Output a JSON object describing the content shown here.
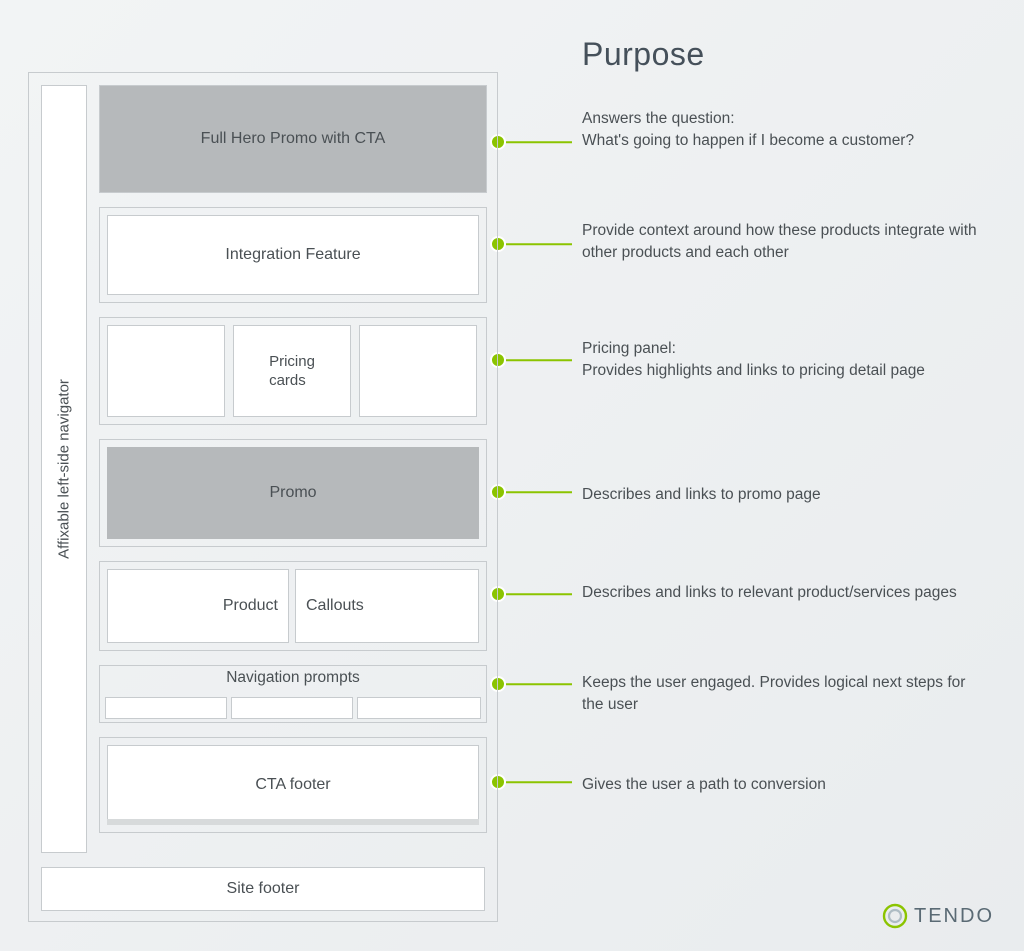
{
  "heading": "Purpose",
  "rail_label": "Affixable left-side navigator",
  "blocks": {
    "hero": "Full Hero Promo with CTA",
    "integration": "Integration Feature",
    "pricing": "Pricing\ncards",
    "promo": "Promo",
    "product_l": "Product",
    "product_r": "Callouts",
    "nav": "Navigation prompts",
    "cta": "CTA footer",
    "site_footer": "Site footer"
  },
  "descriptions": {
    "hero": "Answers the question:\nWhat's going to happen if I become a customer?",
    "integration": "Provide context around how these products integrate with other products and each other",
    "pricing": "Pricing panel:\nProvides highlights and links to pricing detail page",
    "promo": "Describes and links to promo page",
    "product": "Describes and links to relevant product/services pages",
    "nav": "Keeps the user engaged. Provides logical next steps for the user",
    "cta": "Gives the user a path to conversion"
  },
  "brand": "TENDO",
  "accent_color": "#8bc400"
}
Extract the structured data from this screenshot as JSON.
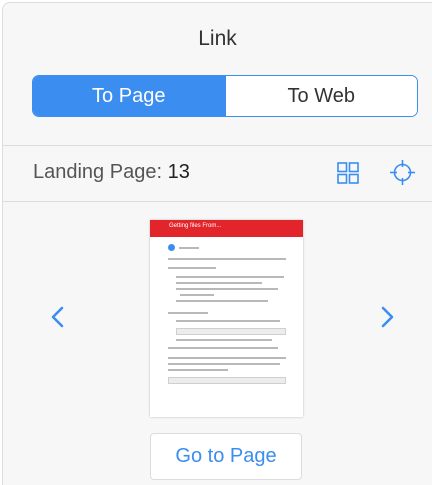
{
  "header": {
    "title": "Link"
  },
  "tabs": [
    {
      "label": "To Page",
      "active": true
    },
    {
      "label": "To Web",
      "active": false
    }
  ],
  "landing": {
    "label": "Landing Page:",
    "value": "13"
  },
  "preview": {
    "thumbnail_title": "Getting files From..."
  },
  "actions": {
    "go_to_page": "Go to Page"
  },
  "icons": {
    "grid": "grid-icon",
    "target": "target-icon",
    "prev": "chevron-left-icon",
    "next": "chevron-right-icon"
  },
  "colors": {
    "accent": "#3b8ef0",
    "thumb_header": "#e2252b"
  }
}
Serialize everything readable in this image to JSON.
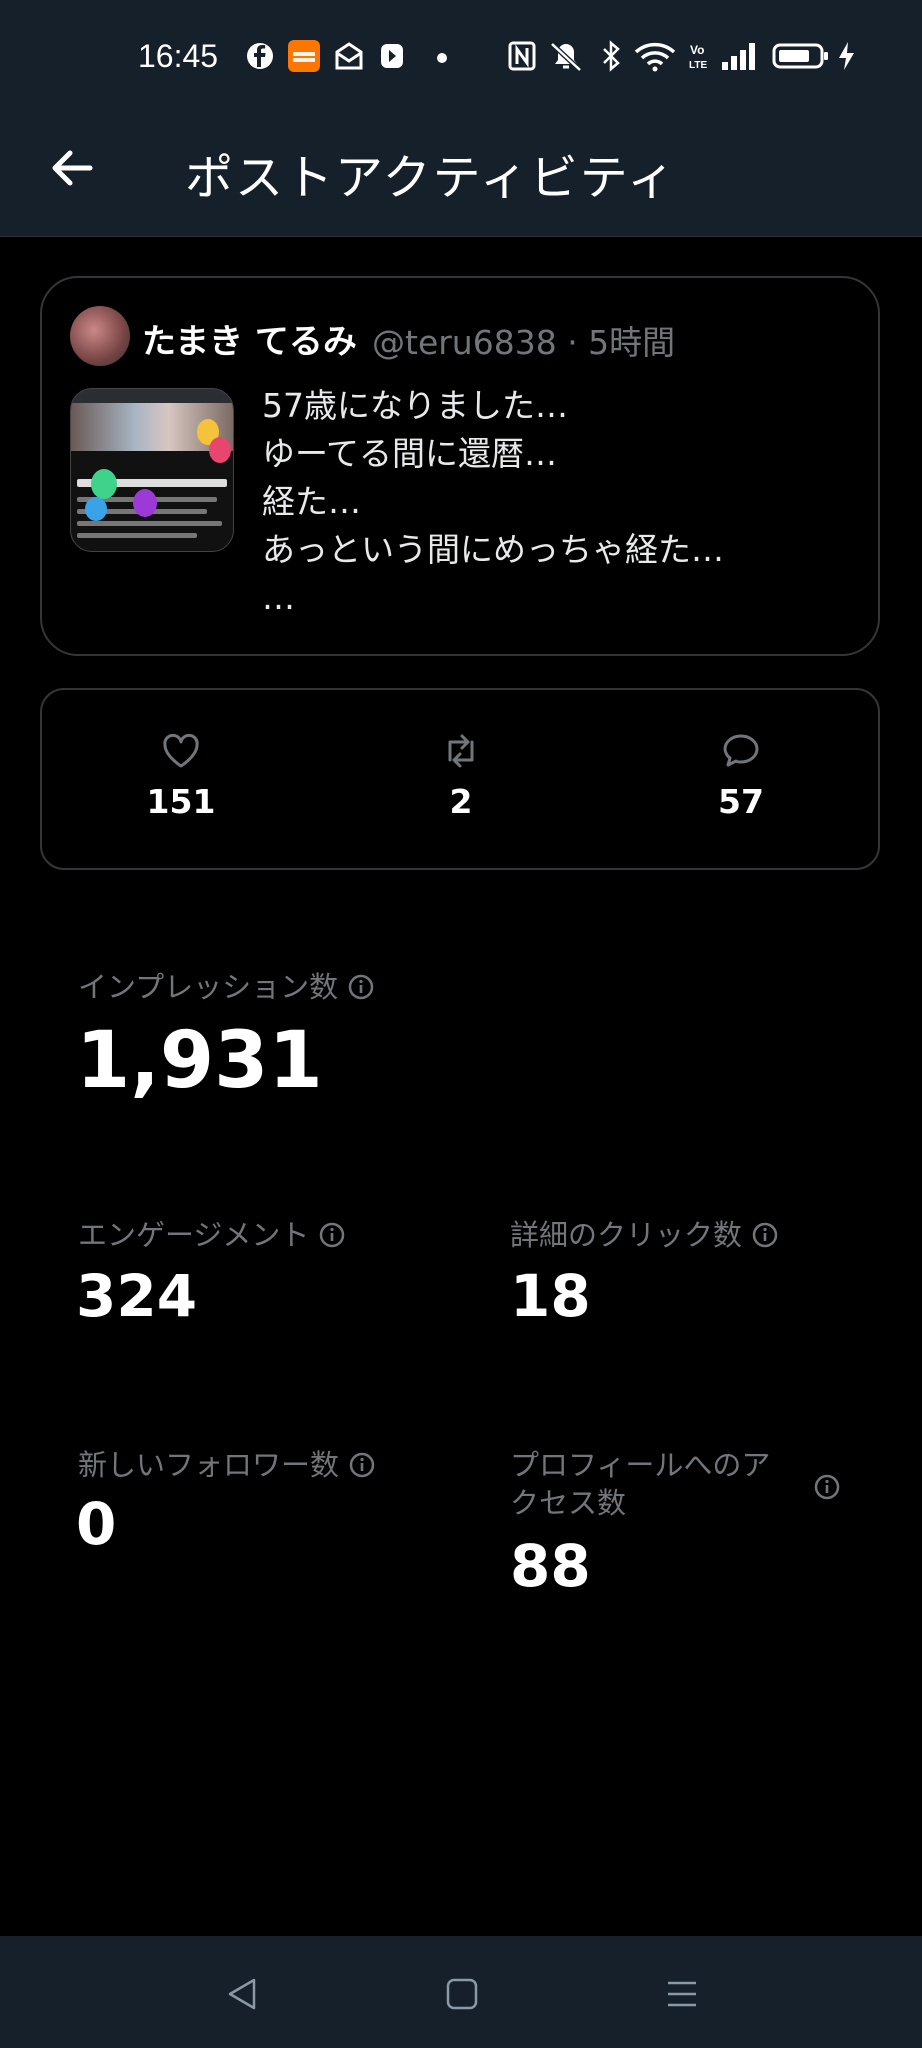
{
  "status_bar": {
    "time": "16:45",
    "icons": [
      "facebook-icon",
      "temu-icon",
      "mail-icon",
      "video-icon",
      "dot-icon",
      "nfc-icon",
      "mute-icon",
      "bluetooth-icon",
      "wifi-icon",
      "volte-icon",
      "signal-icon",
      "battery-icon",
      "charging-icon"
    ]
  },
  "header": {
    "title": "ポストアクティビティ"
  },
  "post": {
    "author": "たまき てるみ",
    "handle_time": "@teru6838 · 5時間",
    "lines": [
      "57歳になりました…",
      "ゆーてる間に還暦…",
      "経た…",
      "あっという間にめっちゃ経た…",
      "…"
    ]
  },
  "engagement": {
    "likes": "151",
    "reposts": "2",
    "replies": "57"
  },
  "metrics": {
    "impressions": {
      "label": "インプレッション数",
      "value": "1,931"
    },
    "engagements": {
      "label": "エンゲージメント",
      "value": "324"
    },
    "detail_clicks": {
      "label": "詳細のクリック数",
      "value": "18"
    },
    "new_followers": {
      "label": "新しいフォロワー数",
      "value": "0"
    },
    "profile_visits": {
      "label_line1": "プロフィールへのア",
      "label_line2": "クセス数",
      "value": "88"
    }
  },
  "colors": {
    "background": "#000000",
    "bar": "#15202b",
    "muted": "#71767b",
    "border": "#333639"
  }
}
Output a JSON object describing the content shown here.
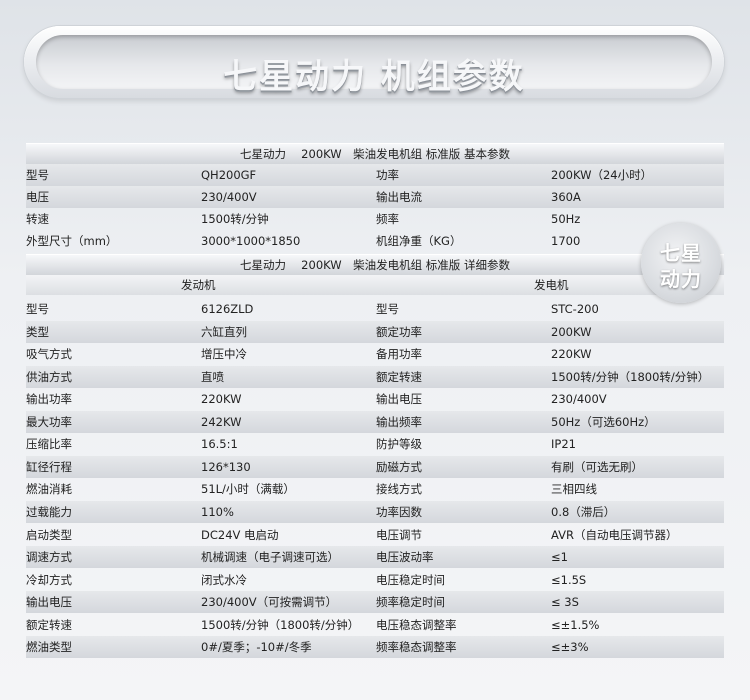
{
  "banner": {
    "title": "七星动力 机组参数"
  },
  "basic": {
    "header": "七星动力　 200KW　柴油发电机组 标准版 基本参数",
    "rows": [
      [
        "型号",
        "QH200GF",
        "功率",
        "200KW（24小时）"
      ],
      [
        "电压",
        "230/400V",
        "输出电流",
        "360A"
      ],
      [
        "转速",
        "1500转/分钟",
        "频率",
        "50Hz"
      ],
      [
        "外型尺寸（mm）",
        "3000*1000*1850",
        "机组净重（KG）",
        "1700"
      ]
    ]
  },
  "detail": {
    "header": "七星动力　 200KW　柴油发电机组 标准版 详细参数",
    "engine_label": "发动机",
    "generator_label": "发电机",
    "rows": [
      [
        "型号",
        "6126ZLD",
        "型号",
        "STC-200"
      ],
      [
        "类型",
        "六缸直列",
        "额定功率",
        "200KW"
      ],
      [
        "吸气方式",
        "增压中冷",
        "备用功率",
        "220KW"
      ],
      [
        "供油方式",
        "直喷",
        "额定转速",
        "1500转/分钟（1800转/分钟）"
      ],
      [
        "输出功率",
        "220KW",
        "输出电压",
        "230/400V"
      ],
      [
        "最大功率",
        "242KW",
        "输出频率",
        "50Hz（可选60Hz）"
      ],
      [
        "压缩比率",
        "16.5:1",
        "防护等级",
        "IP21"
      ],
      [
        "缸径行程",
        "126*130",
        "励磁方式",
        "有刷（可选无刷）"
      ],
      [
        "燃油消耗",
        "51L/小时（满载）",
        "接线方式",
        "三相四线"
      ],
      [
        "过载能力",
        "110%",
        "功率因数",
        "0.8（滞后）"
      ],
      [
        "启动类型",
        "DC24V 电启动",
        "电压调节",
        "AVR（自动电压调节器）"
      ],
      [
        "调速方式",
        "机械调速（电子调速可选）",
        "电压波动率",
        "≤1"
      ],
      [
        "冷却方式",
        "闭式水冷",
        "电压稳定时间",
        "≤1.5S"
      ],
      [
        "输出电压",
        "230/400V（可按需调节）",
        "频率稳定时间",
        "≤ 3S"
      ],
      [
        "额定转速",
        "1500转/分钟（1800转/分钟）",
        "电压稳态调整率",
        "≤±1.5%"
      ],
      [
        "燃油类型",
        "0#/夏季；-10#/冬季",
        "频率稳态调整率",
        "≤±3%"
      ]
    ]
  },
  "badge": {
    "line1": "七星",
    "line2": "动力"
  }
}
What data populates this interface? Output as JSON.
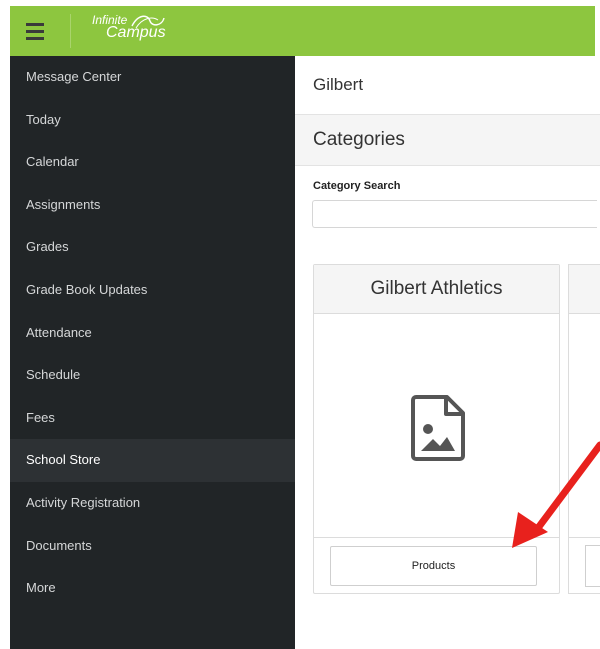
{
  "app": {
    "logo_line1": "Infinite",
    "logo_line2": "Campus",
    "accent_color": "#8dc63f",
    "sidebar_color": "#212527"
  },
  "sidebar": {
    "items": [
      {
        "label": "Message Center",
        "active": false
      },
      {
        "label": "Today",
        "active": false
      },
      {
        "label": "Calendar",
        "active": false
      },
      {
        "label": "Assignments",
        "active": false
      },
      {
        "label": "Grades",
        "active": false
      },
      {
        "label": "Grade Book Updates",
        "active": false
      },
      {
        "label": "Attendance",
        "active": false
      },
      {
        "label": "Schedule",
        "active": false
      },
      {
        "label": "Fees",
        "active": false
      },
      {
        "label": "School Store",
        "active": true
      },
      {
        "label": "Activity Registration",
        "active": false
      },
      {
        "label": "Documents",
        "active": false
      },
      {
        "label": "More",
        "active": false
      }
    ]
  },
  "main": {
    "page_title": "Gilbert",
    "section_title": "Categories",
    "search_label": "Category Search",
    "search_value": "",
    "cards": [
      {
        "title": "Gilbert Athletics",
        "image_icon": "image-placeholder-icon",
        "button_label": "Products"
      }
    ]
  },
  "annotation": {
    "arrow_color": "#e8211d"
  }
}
────────────────────
Description of the task
All the records need to be repeated exactly, with the images dropped.

Task answer
Output a JSON object describing the content shown here.
{
  "heading": "Purpose",
  "rail_label": "Affixable left-side navigator",
  "blocks": {
    "hero": "Full Hero Promo with CTA",
    "integration": "Integration Feature",
    "pricing": "Pricing\ncards",
    "promo": "Promo",
    "product_l": "Product",
    "product_r": "Callouts",
    "nav": "Navigation prompts",
    "cta": "CTA footer",
    "site_footer": "Site footer"
  },
  "descriptions": {
    "hero": "Answers the question:\nWhat's going to happen if I become a customer?",
    "integration": "Provide context around how these products integrate with other products and each other",
    "pricing": "Pricing panel:\nProvides highlights and links to pricing detail page",
    "promo": "Describes and links to promo page",
    "product": "Describes and links to relevant product/services pages",
    "nav": "Keeps the user engaged. Provides logical next steps for the user",
    "cta": "Gives the user a path to conversion"
  },
  "brand": "TENDO",
  "accent_color": "#8bc400"
}
Extract the structured data from this screenshot as JSON.
{
  "header": {
    "title": "Link"
  },
  "tabs": [
    {
      "label": "To Page",
      "active": true
    },
    {
      "label": "To Web",
      "active": false
    }
  ],
  "landing": {
    "label": "Landing Page:",
    "value": "13"
  },
  "preview": {
    "thumbnail_title": "Getting files From..."
  },
  "actions": {
    "go_to_page": "Go to Page"
  },
  "icons": {
    "grid": "grid-icon",
    "target": "target-icon",
    "prev": "chevron-left-icon",
    "next": "chevron-right-icon"
  },
  "colors": {
    "accent": "#3b8ef0",
    "thumb_header": "#e2252b"
  }
}
Serialize everything readable in this image to JSON.
{
  "status_bar": {
    "time": "16:45",
    "icons": [
      "facebook-icon",
      "temu-icon",
      "mail-icon",
      "video-icon",
      "dot-icon",
      "nfc-icon",
      "mute-icon",
      "bluetooth-icon",
      "wifi-icon",
      "volte-icon",
      "signal-icon",
      "battery-icon",
      "charging-icon"
    ]
  },
  "header": {
    "title": "ポストアクティビティ"
  },
  "post": {
    "author": "たまき てるみ",
    "handle_time": "@teru6838 · 5時間",
    "lines": [
      "57歳になりました…",
      "ゆーてる間に還暦…",
      "経た…",
      "あっという間にめっちゃ経た…",
      "…"
    ]
  },
  "engagement": {
    "likes": "151",
    "reposts": "2",
    "replies": "57"
  },
  "metrics": {
    "impressions": {
      "label": "インプレッション数",
      "value": "1,931"
    },
    "engagements": {
      "label": "エンゲージメント",
      "value": "324"
    },
    "detail_clicks": {
      "label": "詳細のクリック数",
      "value": "18"
    },
    "new_followers": {
      "label": "新しいフォロワー数",
      "value": "0"
    },
    "profile_visits": {
      "label_line1": "プロフィールへのア",
      "label_line2": "クセス数",
      "value": "88"
    }
  },
  "colors": {
    "background": "#000000",
    "bar": "#15202b",
    "muted": "#71767b",
    "border": "#333639"
  }
}
Output a JSON object describing the content shown here.
{
  "banner": {
    "title": "七星动力 机组参数"
  },
  "basic": {
    "header": "七星动力　 200KW　柴油发电机组 标准版 基本参数",
    "rows": [
      [
        "型号",
        "QH200GF",
        "功率",
        "200KW（24小时）"
      ],
      [
        "电压",
        "230/400V",
        "输出电流",
        "360A"
      ],
      [
        "转速",
        "1500转/分钟",
        "频率",
        "50Hz"
      ],
      [
        "外型尺寸（mm）",
        "3000*1000*1850",
        "机组净重（KG）",
        "1700"
      ]
    ]
  },
  "detail": {
    "header": "七星动力　 200KW　柴油发电机组 标准版 详细参数",
    "engine_label": "发动机",
    "generator_label": "发电机",
    "rows": [
      [
        "型号",
        "6126ZLD",
        "型号",
        "STC-200"
      ],
      [
        "类型",
        "六缸直列",
        "额定功率",
        "200KW"
      ],
      [
        "吸气方式",
        "增压中冷",
        "备用功率",
        "220KW"
      ],
      [
        "供油方式",
        "直喷",
        "额定转速",
        "1500转/分钟（1800转/分钟）"
      ],
      [
        "输出功率",
        "220KW",
        "输出电压",
        "230/400V"
      ],
      [
        "最大功率",
        "242KW",
        "输出频率",
        "50Hz（可选60Hz）"
      ],
      [
        "压缩比率",
        "16.5:1",
        "防护等级",
        "IP21"
      ],
      [
        "缸径行程",
        "126*130",
        "励磁方式",
        "有刷（可选无刷）"
      ],
      [
        "燃油消耗",
        "51L/小时（满载）",
        "接线方式",
        "三相四线"
      ],
      [
        "过载能力",
        "110%",
        "功率因数",
        "0.8（滞后）"
      ],
      [
        "启动类型",
        "DC24V 电启动",
        "电压调节",
        "AVR（自动电压调节器）"
      ],
      [
        "调速方式",
        "机械调速（电子调速可选）",
        "电压波动率",
        "≤1"
      ],
      [
        "冷却方式",
        "闭式水冷",
        "电压稳定时间",
        "≤1.5S"
      ],
      [
        "输出电压",
        "230/400V（可按需调节）",
        "频率稳定时间",
        "≤ 3S"
      ],
      [
        "额定转速",
        "1500转/分钟（1800转/分钟）",
        "电压稳态调整率",
        "≤±1.5%"
      ],
      [
        "燃油类型",
        "0#/夏季；-10#/冬季",
        "频率稳态调整率",
        "≤±3%"
      ]
    ]
  },
  "badge": {
    "line1": "七星",
    "line2": "动力"
  }
}
What data populates this interface? Output as JSON.
{
  "app": {
    "logo_line1": "Infinite",
    "logo_line2": "Campus",
    "accent_color": "#8dc63f",
    "sidebar_color": "#212527"
  },
  "sidebar": {
    "items": [
      {
        "label": "Message Center",
        "active": false
      },
      {
        "label": "Today",
        "active": false
      },
      {
        "label": "Calendar",
        "active": false
      },
      {
        "label": "Assignments",
        "active": false
      },
      {
        "label": "Grades",
        "active": false
      },
      {
        "label": "Grade Book Updates",
        "active": false
      },
      {
        "label": "Attendance",
        "active": false
      },
      {
        "label": "Schedule",
        "active": false
      },
      {
        "label": "Fees",
        "active": false
      },
      {
        "label": "School Store",
        "active": true
      },
      {
        "label": "Activity Registration",
        "active": false
      },
      {
        "label": "Documents",
        "active": false
      },
      {
        "label": "More",
        "active": false
      }
    ]
  },
  "main": {
    "page_title": "Gilbert",
    "section_title": "Categories",
    "search_label": "Category Search",
    "search_value": "",
    "cards": [
      {
        "title": "Gilbert Athletics",
        "image_icon": "image-placeholder-icon",
        "button_label": "Products"
      }
    ]
  },
  "annotation": {
    "arrow_color": "#e8211d"
  }
}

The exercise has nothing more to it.